Copy all lines that contain the word "panel".

** Start **

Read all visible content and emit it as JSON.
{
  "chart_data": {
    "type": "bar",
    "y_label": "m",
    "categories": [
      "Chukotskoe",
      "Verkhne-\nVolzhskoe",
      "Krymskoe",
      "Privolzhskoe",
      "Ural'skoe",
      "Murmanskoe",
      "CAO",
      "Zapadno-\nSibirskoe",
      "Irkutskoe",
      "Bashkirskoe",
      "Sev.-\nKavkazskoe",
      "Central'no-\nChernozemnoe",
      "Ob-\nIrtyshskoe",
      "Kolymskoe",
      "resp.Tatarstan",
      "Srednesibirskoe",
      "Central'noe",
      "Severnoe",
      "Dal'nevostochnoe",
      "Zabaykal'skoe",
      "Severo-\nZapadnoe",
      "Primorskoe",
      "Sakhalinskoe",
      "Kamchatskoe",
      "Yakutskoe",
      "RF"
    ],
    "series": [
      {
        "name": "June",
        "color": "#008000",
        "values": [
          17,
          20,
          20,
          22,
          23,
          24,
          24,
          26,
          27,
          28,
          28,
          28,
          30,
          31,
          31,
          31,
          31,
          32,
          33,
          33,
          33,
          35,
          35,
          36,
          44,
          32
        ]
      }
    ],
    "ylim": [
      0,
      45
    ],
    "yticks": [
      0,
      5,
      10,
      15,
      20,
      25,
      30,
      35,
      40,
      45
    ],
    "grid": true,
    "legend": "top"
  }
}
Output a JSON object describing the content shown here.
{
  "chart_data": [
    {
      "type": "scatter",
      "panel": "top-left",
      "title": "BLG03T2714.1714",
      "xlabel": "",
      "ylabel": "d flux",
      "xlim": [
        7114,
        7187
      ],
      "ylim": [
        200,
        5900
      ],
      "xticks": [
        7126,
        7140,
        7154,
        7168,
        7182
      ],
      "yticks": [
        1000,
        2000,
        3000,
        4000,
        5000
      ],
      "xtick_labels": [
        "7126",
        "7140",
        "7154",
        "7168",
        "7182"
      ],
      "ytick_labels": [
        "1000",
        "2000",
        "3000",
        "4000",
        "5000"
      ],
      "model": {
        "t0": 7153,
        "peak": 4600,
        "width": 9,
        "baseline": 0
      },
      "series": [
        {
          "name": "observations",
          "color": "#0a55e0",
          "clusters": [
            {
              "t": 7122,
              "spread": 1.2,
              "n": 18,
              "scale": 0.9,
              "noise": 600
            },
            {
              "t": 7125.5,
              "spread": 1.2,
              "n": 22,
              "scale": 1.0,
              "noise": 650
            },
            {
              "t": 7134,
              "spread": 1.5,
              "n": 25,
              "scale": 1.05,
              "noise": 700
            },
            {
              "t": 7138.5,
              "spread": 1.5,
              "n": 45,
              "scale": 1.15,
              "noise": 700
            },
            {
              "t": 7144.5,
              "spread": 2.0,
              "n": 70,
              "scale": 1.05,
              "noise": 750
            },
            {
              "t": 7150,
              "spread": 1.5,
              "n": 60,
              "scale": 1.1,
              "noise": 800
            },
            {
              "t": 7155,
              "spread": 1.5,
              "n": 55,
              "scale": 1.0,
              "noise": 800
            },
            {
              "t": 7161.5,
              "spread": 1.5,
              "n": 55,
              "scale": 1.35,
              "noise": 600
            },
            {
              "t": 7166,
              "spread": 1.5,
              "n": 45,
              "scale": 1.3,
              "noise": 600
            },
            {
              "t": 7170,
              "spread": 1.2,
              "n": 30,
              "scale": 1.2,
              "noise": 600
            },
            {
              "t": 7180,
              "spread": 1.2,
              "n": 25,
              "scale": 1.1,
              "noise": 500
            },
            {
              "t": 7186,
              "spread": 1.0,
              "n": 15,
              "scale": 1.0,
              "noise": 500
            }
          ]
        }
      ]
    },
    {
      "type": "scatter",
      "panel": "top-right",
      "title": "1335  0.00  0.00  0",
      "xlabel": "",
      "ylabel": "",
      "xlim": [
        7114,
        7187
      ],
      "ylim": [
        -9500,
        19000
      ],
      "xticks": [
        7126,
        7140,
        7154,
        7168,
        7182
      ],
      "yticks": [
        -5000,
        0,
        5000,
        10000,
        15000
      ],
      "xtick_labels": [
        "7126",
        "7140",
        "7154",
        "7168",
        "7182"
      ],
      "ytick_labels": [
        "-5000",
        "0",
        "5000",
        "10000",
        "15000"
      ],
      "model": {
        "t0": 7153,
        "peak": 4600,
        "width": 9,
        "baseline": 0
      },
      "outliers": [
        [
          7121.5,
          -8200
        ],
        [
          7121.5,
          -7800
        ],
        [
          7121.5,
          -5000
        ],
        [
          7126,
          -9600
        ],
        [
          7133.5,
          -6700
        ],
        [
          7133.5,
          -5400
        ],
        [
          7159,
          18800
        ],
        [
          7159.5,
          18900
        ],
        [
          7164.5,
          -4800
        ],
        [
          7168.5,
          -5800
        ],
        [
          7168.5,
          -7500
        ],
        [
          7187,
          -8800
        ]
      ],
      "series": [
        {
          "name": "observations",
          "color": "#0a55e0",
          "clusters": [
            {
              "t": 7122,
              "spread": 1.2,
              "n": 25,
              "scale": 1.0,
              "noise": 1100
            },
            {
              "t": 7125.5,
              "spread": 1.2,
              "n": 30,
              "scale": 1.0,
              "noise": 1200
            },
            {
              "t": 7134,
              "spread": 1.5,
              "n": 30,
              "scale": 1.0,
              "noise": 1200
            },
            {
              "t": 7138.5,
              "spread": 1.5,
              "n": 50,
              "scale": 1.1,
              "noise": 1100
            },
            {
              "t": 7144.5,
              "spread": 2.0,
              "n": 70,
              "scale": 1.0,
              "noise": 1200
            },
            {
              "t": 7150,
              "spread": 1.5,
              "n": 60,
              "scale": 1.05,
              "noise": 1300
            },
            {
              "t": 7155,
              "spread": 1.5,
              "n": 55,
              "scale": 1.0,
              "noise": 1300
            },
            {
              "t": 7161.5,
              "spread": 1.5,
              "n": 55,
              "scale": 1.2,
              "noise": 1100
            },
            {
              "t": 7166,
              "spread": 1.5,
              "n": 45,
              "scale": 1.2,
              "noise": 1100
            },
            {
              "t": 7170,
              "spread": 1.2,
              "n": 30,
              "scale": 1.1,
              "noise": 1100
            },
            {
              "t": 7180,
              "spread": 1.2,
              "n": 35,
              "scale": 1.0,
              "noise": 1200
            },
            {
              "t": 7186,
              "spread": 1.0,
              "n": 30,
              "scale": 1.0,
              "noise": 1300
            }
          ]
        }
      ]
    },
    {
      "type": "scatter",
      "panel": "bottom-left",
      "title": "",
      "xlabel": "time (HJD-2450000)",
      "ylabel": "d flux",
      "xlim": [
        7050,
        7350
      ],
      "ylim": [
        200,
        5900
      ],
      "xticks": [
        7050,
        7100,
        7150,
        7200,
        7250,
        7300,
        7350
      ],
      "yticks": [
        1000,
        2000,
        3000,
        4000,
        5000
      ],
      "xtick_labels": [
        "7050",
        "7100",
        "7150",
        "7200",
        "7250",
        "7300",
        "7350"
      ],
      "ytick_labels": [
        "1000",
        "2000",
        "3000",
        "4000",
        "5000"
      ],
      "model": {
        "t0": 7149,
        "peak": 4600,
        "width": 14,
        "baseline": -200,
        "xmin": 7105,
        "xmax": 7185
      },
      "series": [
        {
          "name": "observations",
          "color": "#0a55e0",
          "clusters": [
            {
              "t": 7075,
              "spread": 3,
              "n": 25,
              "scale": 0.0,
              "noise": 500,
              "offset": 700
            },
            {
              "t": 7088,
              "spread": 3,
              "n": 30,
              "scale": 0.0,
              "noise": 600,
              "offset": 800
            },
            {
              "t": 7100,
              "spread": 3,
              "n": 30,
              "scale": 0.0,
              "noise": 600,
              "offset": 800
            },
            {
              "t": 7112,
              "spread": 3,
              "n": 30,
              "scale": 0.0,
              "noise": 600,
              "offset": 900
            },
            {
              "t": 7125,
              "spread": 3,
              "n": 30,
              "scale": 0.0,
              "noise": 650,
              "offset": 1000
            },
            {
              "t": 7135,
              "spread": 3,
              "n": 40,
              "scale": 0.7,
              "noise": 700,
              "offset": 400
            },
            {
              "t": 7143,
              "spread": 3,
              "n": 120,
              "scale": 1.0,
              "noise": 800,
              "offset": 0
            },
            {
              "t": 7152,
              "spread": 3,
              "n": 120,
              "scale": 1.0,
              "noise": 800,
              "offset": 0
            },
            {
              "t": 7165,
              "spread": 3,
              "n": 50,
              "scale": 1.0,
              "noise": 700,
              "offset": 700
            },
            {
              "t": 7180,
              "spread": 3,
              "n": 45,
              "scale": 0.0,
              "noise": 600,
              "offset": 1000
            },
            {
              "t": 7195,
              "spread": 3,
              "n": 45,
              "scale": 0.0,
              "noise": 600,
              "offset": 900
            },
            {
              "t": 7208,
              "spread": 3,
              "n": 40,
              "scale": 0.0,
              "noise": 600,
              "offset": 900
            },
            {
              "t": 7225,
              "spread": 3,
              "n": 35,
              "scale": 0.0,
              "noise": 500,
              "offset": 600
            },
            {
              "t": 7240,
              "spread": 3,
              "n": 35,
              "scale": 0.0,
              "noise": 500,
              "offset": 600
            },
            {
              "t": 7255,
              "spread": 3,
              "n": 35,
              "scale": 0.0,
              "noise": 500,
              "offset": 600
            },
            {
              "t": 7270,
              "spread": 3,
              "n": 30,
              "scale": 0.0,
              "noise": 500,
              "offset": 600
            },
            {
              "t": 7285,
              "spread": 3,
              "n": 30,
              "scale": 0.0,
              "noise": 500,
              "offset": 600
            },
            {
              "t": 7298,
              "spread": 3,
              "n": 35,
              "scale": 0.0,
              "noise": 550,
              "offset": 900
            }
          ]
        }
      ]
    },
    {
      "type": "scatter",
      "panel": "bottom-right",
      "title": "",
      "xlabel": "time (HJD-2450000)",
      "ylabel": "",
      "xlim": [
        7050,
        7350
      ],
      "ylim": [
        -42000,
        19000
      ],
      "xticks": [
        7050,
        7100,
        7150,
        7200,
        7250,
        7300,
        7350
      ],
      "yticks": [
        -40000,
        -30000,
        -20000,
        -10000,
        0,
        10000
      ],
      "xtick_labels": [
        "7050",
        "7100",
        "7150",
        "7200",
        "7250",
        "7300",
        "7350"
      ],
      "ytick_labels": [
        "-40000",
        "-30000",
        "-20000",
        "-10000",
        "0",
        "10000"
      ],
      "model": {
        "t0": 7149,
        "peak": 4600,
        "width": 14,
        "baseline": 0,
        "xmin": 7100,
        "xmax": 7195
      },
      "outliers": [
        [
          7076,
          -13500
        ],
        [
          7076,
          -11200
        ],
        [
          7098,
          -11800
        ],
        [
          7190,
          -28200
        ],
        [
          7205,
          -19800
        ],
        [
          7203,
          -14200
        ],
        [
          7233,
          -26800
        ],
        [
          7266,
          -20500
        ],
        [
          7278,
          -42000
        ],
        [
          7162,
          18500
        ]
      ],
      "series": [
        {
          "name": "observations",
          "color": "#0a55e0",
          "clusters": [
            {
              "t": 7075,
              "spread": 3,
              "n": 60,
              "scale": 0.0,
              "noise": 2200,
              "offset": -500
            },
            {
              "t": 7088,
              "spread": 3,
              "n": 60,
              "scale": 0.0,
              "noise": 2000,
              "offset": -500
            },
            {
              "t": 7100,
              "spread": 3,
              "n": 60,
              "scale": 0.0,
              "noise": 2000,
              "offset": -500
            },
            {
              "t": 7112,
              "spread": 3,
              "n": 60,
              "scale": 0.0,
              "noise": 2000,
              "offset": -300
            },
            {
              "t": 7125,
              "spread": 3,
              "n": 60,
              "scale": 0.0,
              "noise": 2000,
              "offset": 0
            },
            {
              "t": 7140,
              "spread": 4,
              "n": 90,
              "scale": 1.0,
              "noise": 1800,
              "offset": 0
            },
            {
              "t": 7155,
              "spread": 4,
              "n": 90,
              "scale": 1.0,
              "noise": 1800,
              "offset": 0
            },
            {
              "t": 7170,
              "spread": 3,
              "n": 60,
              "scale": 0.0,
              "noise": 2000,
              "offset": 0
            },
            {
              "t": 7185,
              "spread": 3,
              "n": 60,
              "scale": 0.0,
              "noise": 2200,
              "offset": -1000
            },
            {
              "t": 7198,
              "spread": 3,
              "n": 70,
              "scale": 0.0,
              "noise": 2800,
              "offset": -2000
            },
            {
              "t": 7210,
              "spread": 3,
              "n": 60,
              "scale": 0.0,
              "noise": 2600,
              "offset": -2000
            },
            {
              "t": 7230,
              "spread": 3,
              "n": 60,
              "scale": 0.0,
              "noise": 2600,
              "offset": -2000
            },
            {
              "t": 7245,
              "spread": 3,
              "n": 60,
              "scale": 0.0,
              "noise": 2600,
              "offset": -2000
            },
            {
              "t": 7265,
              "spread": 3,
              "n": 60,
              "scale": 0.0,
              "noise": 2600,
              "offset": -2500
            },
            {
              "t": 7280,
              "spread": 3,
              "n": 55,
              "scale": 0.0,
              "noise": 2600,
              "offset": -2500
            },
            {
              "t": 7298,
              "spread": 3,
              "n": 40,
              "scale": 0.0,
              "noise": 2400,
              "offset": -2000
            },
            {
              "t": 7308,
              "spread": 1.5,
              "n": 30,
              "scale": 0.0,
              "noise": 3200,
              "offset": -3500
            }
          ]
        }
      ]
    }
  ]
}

** End **
** Start **

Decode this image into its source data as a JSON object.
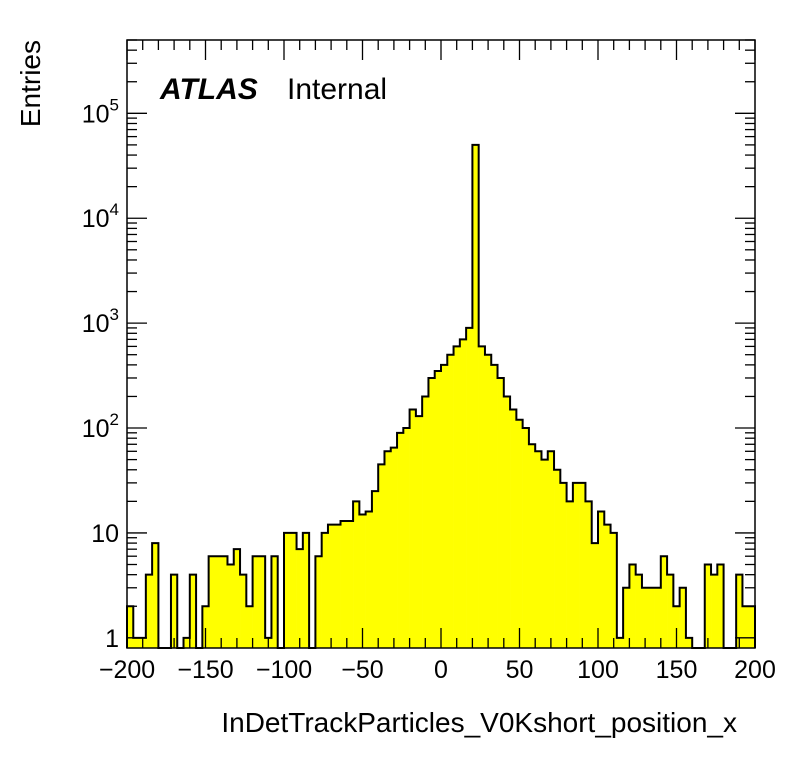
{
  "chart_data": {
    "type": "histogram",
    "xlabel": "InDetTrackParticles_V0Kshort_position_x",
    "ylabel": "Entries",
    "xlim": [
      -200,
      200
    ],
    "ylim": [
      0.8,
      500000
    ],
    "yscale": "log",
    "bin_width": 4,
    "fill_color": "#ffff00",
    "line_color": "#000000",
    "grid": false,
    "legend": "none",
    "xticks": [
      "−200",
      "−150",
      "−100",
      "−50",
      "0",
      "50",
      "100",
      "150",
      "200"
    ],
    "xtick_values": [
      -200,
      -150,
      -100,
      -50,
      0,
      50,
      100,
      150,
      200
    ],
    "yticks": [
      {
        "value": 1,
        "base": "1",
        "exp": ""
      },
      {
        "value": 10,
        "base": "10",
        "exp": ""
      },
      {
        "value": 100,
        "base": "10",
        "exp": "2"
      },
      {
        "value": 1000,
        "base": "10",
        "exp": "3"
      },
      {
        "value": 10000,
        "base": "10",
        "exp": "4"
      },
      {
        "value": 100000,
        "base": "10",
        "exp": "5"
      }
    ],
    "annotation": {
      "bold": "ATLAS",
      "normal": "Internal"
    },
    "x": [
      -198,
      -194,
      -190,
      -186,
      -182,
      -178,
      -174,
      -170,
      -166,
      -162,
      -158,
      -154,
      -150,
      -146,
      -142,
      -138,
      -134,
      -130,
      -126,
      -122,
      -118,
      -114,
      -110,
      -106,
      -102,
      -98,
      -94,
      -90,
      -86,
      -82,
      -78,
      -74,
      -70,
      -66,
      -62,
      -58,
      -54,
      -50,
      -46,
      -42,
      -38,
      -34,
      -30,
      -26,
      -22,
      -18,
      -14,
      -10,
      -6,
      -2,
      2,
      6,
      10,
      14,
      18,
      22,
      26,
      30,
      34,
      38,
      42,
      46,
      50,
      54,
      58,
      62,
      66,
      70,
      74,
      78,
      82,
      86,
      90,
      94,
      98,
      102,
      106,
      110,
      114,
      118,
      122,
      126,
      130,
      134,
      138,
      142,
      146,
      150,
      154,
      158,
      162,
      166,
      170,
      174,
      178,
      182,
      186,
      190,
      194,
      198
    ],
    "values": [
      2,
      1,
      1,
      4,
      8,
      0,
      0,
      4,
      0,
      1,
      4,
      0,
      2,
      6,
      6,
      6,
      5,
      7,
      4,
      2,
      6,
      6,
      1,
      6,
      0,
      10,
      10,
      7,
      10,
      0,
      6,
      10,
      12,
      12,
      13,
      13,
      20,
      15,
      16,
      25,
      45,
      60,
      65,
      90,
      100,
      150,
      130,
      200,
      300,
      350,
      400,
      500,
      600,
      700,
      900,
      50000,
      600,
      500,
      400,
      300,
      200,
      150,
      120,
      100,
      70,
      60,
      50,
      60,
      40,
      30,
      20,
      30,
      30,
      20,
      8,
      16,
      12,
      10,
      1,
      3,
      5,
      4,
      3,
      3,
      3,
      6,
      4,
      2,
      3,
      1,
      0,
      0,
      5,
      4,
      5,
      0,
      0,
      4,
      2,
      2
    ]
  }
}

** End **

> **Complete answer**
      "panel": "top-left",
      "panel": "top-right",
      "panel": "bottom-left",
      "panel": "bottom-right",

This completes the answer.